begin

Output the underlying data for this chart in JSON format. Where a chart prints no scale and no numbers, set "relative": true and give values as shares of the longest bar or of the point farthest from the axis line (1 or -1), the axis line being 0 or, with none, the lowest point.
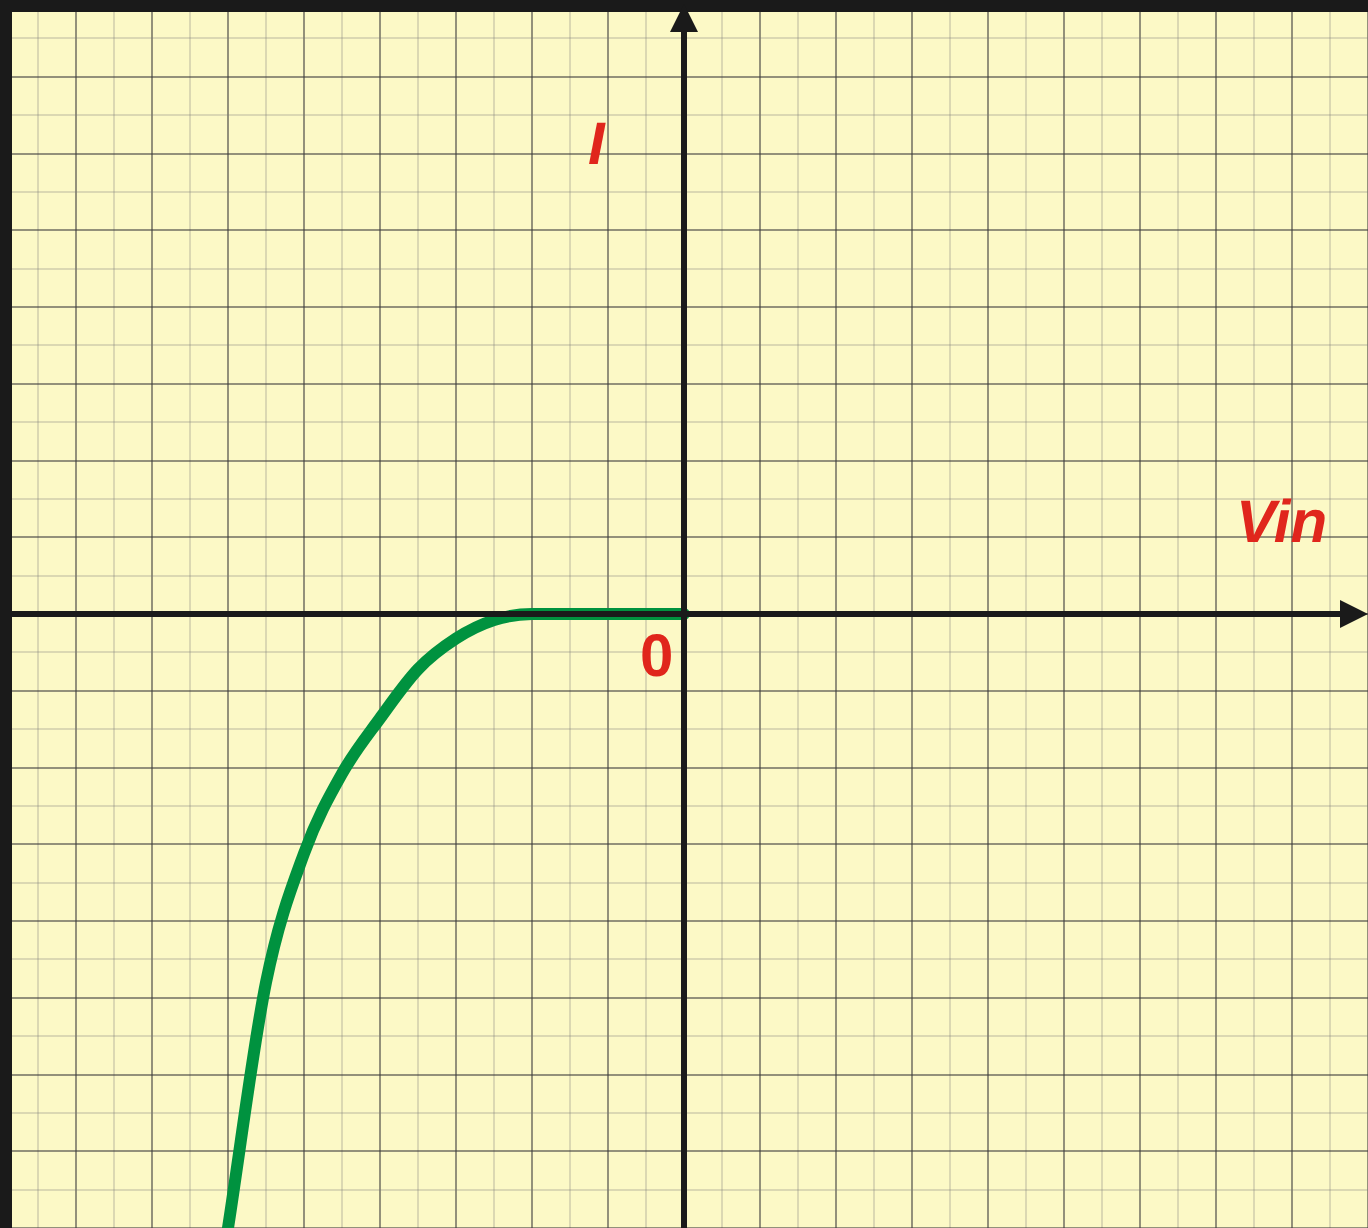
{
  "chart_data": {
    "type": "line",
    "relative": true,
    "xlabel": "Vin",
    "annotations": [
      "I",
      "0"
    ],
    "categories": [
      null,
      null,
      null,
      null,
      null,
      null,
      null,
      null,
      null,
      null,
      null,
      null,
      null,
      null,
      null,
      null,
      null,
      null,
      null,
      null,
      null,
      null,
      null,
      null,
      null,
      null,
      null,
      null,
      null,
      null,
      null,
      null,
      null,
      null,
      null,
      null,
      null
    ],
    "series": [
      {
        "color": "#00923f",
        "values": [
          null,
          null,
          null,
          null,
          null,
          null,
          -1,
          -0.6,
          -0.39,
          -0.26,
          -0.17,
          -0.09,
          -0.04,
          -0.01,
          0,
          0,
          0,
          0,
          0,
          null,
          null,
          null,
          null,
          null,
          null,
          null,
          null,
          null,
          null,
          null,
          null,
          null,
          null,
          null,
          null,
          null,
          null
        ]
      }
    ],
    "grid": true,
    "legend": false,
    "marker": "none",
    "line_style": "solid"
  }
}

end

▶ What is required: Reproduce all the records verbatim, excluding images.

▶ Answer:
Output the underlying data for this chart in JSON format. Where a chart prints no scale and no numbers, set "relative": true and give values as shares of the longest bar or of the point farthest from the axis line (1 or -1), the axis line being 0 or, with none, the lowest point.
{
  "chart_data": {
    "type": "line",
    "relative": true,
    "xlabel": "Vin",
    "annotations": [
      "I",
      "0"
    ],
    "categories": [
      null,
      null,
      null,
      null,
      null,
      null,
      null,
      null,
      null,
      null,
      null,
      null,
      null,
      null,
      null,
      null,
      null,
      null,
      null,
      null,
      null,
      null,
      null,
      null,
      null,
      null,
      null,
      null,
      null,
      null,
      null,
      null,
      null,
      null,
      null,
      null,
      null
    ],
    "series": [
      {
        "color": "#00923f",
        "values": [
          null,
          null,
          null,
          null,
          null,
          null,
          -1,
          -0.6,
          -0.39,
          -0.26,
          -0.17,
          -0.09,
          -0.04,
          -0.01,
          0,
          0,
          0,
          0,
          0,
          null,
          null,
          null,
          null,
          null,
          null,
          null,
          null,
          null,
          null,
          null,
          null,
          null,
          null,
          null,
          null,
          null,
          null
        ]
      }
    ],
    "grid": true,
    "legend": false,
    "marker": "none",
    "line_style": "solid"
  }
}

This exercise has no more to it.